#### [Your goal]
The line containing "Transcribe the text in this document." marks the start; return it and every line after it in the listing below, exactly, through the last.

#### [Material to process]
━━━━━━━━

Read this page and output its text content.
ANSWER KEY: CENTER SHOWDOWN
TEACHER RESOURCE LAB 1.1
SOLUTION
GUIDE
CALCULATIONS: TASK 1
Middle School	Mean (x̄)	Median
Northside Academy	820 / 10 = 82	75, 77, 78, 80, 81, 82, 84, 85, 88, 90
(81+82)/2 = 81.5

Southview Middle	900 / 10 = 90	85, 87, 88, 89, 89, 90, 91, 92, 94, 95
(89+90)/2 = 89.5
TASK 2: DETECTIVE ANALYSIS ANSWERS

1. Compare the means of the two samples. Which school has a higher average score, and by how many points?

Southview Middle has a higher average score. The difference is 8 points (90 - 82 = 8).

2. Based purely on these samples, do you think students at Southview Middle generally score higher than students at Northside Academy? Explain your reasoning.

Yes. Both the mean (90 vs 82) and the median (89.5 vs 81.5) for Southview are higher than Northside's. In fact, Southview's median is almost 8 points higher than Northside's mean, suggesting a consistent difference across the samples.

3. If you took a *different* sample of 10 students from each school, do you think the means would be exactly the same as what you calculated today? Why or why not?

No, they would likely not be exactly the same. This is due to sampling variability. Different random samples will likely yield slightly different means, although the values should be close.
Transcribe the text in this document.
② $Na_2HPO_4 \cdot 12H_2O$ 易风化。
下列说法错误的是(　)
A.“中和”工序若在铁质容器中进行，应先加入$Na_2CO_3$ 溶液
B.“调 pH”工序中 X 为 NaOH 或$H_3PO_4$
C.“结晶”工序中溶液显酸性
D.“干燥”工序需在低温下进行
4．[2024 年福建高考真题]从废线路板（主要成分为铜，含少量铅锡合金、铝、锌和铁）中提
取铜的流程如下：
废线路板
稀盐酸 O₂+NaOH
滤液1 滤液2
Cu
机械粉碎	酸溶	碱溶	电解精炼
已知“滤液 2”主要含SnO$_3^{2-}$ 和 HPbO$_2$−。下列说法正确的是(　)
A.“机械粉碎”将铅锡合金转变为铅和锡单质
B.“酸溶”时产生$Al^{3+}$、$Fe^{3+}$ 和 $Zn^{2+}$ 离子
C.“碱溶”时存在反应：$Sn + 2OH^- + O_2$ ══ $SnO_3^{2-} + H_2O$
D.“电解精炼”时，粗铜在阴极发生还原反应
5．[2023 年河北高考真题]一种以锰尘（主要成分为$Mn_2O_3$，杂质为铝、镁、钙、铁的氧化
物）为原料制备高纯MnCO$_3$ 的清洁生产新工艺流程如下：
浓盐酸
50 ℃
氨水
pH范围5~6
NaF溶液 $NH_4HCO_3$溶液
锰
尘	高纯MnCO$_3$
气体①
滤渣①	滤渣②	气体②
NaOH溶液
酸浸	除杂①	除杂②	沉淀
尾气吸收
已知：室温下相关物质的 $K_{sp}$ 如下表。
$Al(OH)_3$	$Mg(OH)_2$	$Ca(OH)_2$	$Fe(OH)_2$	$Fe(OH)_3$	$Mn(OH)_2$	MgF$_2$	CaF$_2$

━━━━━━━━

#### [Written solution]
Transcribe the text in this document.
② $Na_2HPO_4 \cdot 12H_2O$ 易风化。
下列说法错误的是(　)
A.“中和”工序若在铁质容器中进行，应先加入$Na_2CO_3$ 溶液
B.“调 pH”工序中 X 为 NaOH 或$H_3PO_4$
C.“结晶”工序中溶液显酸性
D.“干燥”工序需在低温下进行
4．[2024 年福建高考真题]从废线路板（主要成分为铜，含少量铅锡合金、铝、锌和铁）中提
取铜的流程如下：
废线路板
稀盐酸 O₂+NaOH
滤液1 滤液2
Cu
机械粉碎	酸溶	碱溶	电解精炼
已知“滤液 2”主要含SnO$_3^{2-}$ 和 HPbO$_2$−。下列说法正确的是(　)
A.“机械粉碎”将铅锡合金转变为铅和锡单质
B.“酸溶”时产生$Al^{3+}$、$Fe^{3+}$ 和 $Zn^{2+}$ 离子
C.“碱溶”时存在反应：$Sn + 2OH^- + O_2$ ══ $SnO_3^{2-} + H_2O$
D.“电解精炼”时，粗铜在阴极发生还原反应
5．[2023 年河北高考真题]一种以锰尘（主要成分为$Mn_2O_3$，杂质为铝、镁、钙、铁的氧化
物）为原料制备高纯MnCO$_3$ 的清洁生产新工艺流程如下：
浓盐酸
50 ℃
氨水
pH范围5~6
NaF溶液 $NH_4HCO_3$溶液
锰
尘	高纯MnCO$_3$
气体①
滤渣①	滤渣②	气体②
NaOH溶液
酸浸	除杂①	除杂②	沉淀
尾气吸收
已知：室温下相关物质的 $K_{sp}$ 如下表。
$Al(OH)_3$	$Mg(OH)_2$	$Ca(OH)_2$	$Fe(OH)_2$	$Fe(OH)_3$	$Mn(OH)_2$	MgF$_2$	CaF$_2$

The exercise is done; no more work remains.